>> begin Records to process

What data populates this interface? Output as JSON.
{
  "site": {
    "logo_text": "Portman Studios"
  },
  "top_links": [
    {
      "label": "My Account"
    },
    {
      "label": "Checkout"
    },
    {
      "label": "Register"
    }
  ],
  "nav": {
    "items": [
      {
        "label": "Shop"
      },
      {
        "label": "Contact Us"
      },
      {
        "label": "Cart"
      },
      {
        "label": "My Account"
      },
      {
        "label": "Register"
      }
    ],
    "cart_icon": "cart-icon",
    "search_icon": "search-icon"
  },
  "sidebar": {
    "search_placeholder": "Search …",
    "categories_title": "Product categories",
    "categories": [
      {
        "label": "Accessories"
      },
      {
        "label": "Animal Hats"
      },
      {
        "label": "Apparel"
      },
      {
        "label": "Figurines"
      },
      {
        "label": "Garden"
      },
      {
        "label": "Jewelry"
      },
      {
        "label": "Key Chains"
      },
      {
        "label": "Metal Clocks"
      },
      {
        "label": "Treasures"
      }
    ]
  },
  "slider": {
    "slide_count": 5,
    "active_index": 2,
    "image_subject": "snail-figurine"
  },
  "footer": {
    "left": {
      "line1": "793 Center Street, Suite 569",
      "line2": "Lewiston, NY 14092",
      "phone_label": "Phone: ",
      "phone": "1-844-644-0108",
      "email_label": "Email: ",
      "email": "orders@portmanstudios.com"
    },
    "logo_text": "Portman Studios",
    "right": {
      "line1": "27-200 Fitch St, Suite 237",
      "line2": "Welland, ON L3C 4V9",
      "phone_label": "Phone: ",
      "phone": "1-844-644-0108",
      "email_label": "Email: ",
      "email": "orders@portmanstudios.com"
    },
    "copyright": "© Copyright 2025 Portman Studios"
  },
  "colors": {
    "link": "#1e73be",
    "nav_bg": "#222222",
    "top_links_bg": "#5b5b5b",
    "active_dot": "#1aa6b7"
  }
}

>> end Records to process

Look through the entries above. Extract each line with the word "Suite".

      "line1": "793 Center Street, Suite 569",
      "line1": "27-200 Fitch St, Suite 237",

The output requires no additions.